**Objective 1**
According to the passage on the compost garden, how many acorn squash did that garden yield?
**Objective 2**
Resume the passage on the compost garden, picking up right after its final sentence.

**Passage provided**

Fall also means harvesting the last of the vegetable garden’s produce and putting the garden to bed. Our compost garden (link here) (the one we didn’t plant but that just came up on its own out of the compost heap) yielded 4 small melons, 14 full-sized acorn squash, 3 pumpkins, several pounds of tomatoes and 2 lamb’s ears (perennials!). So as it turns out, you really don’t need to know a thing about vegetable gardening to bring in a harvest. As long as you can toss kitchen scraps onto a pile and work that pile properly (composting does require some know-how) you stand to harvest as much as the next door neighbour does who starts with transplants!

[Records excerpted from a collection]
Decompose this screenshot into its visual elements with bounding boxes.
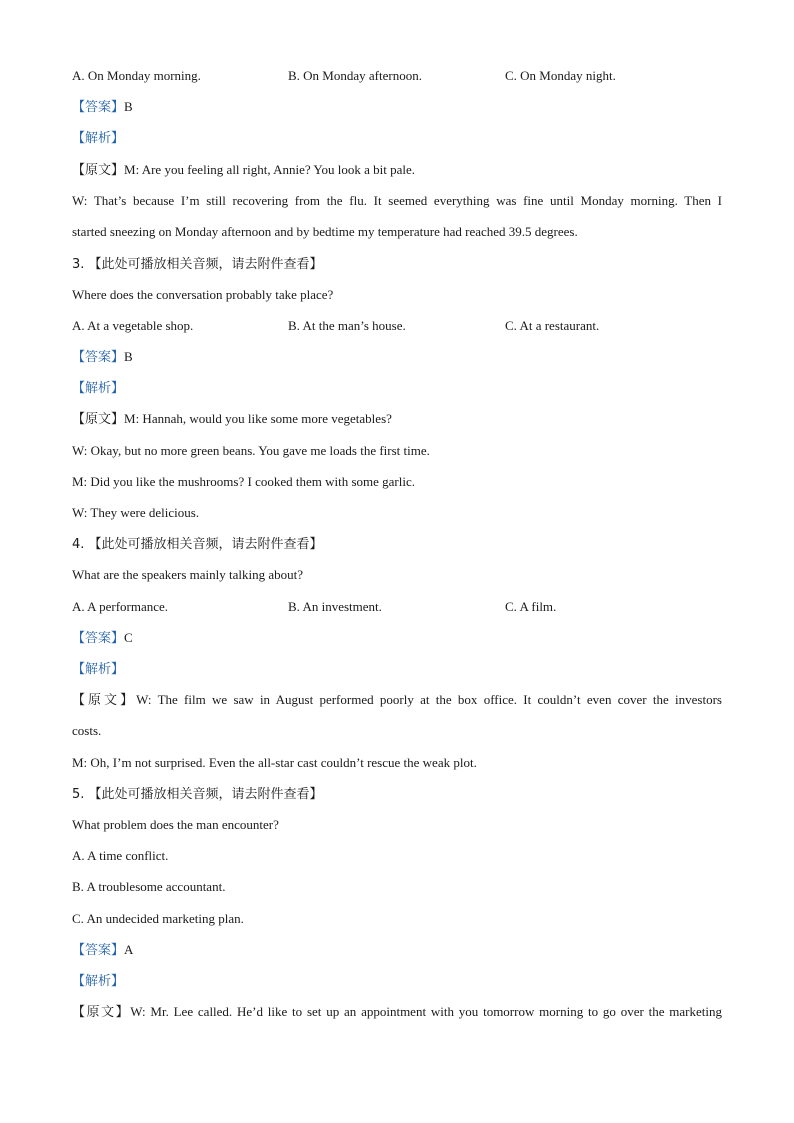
- q3-heading: 3. 【此处可播放相关音频，请去附件查看】: [72, 257, 323, 272]
- q4-script-line-2: costs.: [72, 723, 102, 738]
- answer-tag: 【答案】: [72, 631, 125, 646]
- answer-value: A: [124, 942, 134, 957]
- q3-script-line-4: W: They were delicious.: [72, 505, 200, 520]
- q5-heading: 5. 【此处可播放相关音频，请去附件查看】: [72, 787, 323, 802]
- analysis-tag: 【解析】: [72, 662, 125, 677]
- q4-question: What are the speakers mainly talking about?: [72, 567, 304, 582]
- q2-option-b: B. On Monday afternoon.: [288, 68, 422, 83]
- q3-option-c: C. At a restaurant.: [505, 318, 600, 333]
- q3-script-line-3: M: Did you like the mushrooms? I cooked them with some garlic.: [72, 474, 415, 489]
- q5-analysis: [72, 973, 722, 990]
- q4-option-b: B. An investment.: [288, 599, 382, 614]
- q4-analysis: [72, 661, 722, 678]
- answer-value: B: [124, 99, 133, 114]
- q4-option-c: C. A film.: [505, 599, 557, 614]
- q2-analysis: [72, 130, 722, 147]
- q3-script-line-1: 【原文】M: Hannah, would you like some more vegetables?: [72, 411, 392, 427]
- q3-script-line-2: W: Okay, but no more green beans. You gave me loads the first time.: [72, 443, 430, 458]
- script-tag: 【原文】: [72, 412, 125, 427]
- analysis-tag: 【解析】: [72, 131, 125, 146]
- q5-question: What problem does the man encounter?: [72, 817, 279, 832]
- q5-option-b: B. A troublesome accountant.: [72, 879, 226, 894]
- answer-value: C: [124, 630, 133, 645]
- q2-script-line-1: 【原文】M: Are you feeling all right, Annie? You look a bit pale.: [72, 162, 416, 178]
- q3-question: Where does the conversation probably take place?: [72, 287, 334, 302]
- q2-option-c: C. On Monday night.: [505, 68, 616, 83]
- q5-script-line-1: 【原文】W: Mr. Lee called. He’d like to set up an appointment with you tomorrow morning to go over the marketing: [72, 1004, 722, 1020]
- script-tag: 【原文】: [72, 163, 125, 178]
- q4-script-line-1: 【原文】W: The film we saw in August performed poorly at the box office. It couldn’t even cover the investors: [72, 692, 722, 708]
- q5-option-c: C. An undecided marketing plan.: [72, 911, 244, 926]
- analysis-tag: 【解析】: [72, 974, 125, 989]
- script-tag: 【原文】: [72, 693, 137, 708]
- q4-option-a: A. A performance.: [72, 599, 169, 614]
- answer-tag: 【答案】: [72, 943, 125, 958]
- q3-option-a: A. At a vegetable shop.: [72, 318, 194, 333]
- q2-script-line-2: W: That’s because I’m still recovering from the flu. It seemed everything was fine until Monday morning. Then I: [72, 193, 722, 208]
- script-tag: 【原文】: [72, 1005, 131, 1020]
- answer-tag: 【答案】: [72, 350, 125, 365]
- q2-option-a: A. On Monday morning.: [72, 68, 201, 83]
- q4-answer: [72, 630, 722, 647]
- q5-answer: [72, 942, 722, 959]
- q2-answer: [72, 99, 722, 116]
- answer-value: B: [124, 349, 133, 364]
- q3-answer: [72, 349, 722, 366]
- answer-tag: 【答案】: [72, 100, 125, 115]
- q4-script-line-3: M: Oh, I’m not surprised. Even the all-star cast couldn’t rescue the weak plot.: [72, 755, 477, 770]
- analysis-tag: 【解析】: [72, 381, 125, 396]
- q5-option-a: A. A time conflict.: [72, 848, 169, 863]
- q2-script-line-3: started sneezing on Monday afternoon and by bedtime my temperature had reached 39.5 degrees.: [72, 224, 578, 239]
- q4-heading: 4. 【此处可播放相关音频，请去附件查看】: [72, 537, 323, 552]
- q3-analysis: [72, 380, 722, 397]
- q3-option-b: B. At the man’s house.: [288, 318, 406, 333]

**Response 1**
14 full-sized acorn squash.

**Response 2**
Perhaps the best part about fall, though are the leaf piles. Not only are we the fortunate stewards of 3 mature Maple trees on our property, we are also located down-wind from every other Maple tree on our street. (In our first year living here we put approximately 60 bags of leaves to the curb. Now we keep many of those leaves and use them for mulch and the compost pile. Though Maple leaves provide little in the way of nutrients, they improve soil structure which is equally important.) Our kids welcome fall with squeals of delight because of the enormous leaf piles we build. Raking leaves and then jumping in the pile beats the Wii for several reasons: kids learn to do useful work with their little purple plastic rakes, they entertain the neighbours who like to sit on their front porch to watch “that crazy family across the street,” their immune system is strengthened as it is forced to deal with a barrage of air-born foreign particles, they get lots of exercise for a long time, it’s totally free entertainment, and it’s super-fun. At our house they even help bag the leaves when they’re done! It’s a win-win situation for the whole family.

How can anyone not love this season?!?

 “I cannot endure to waste anything as precious as autumn sunshine by staying in the house. So I spend almost all the daylight hours in the open air.”